Start Extracted information
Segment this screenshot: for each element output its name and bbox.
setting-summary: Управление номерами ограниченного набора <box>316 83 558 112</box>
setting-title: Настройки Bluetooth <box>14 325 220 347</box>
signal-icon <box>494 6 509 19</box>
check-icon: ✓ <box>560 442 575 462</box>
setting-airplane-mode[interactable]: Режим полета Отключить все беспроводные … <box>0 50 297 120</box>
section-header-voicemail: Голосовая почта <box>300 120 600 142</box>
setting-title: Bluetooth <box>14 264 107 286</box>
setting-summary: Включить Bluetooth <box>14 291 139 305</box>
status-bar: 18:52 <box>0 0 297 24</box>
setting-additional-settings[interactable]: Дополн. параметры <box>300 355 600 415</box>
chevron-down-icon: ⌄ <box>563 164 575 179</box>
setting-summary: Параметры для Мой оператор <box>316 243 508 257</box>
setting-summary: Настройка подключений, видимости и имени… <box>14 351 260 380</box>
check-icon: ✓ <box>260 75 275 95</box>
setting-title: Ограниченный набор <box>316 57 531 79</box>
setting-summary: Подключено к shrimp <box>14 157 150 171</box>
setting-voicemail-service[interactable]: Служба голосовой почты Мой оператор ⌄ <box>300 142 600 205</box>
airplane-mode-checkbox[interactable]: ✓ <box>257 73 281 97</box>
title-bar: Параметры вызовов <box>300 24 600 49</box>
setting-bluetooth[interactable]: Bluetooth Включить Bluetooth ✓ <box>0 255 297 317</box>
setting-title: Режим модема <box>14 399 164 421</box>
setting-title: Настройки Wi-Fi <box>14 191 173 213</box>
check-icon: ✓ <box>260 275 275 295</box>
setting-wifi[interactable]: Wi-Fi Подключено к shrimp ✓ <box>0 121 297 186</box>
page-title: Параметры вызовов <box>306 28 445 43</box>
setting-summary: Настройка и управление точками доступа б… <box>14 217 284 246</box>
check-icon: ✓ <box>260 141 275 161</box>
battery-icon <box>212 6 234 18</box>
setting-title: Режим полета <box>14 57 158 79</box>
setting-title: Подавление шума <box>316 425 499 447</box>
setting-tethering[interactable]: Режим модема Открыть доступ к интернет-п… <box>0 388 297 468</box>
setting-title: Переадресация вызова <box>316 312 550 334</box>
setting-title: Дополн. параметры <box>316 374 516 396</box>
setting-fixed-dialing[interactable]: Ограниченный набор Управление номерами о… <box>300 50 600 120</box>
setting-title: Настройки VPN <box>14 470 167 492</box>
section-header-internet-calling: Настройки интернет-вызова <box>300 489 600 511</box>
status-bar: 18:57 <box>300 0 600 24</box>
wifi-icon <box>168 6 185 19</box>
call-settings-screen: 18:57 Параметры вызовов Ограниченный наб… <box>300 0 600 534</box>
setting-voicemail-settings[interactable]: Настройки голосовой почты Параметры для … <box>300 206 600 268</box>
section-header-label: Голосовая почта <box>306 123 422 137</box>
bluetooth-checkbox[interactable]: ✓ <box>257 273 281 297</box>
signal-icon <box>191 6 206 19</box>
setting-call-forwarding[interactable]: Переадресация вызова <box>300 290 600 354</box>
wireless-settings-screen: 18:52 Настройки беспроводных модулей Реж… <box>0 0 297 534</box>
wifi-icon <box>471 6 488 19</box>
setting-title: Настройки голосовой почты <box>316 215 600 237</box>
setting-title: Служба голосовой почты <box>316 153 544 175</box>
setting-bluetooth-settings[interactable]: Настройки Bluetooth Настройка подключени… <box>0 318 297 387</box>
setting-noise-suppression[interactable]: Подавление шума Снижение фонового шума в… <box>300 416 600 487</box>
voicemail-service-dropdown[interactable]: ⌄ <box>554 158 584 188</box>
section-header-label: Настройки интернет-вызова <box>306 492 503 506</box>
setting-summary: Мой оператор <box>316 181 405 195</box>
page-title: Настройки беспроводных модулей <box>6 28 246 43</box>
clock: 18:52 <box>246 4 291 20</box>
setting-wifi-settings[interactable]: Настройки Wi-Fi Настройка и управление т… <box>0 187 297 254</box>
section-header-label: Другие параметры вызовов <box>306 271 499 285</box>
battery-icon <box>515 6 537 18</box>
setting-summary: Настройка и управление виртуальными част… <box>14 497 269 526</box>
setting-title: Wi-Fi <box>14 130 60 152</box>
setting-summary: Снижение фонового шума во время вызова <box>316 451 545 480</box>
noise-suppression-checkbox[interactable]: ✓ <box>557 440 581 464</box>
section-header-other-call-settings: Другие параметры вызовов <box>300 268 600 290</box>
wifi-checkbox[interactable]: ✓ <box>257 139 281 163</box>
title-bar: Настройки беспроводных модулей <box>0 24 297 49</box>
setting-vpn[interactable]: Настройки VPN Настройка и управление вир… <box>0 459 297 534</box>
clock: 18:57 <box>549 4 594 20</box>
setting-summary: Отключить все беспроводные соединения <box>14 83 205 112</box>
End Extracted information
• [What is required]: Convert the rows into a numbered list, beginning at the first row and stopping after the row that contains "check-icon: ✓ <box>560 442 575 462</box>". Omit any blank lines.

• [Worked solution]:
1. Segment this screenshot: for each element output its name and bbox.
2. setting-summary: Управление номерами ограниченного набора <box>316 83 558 112</box>
3. setting-title: Настройки Bluetooth <box>14 325 220 347</box>
4. signal-icon <box>494 6 509 19</box>
5. check-icon: ✓ <box>560 442 575 462</box>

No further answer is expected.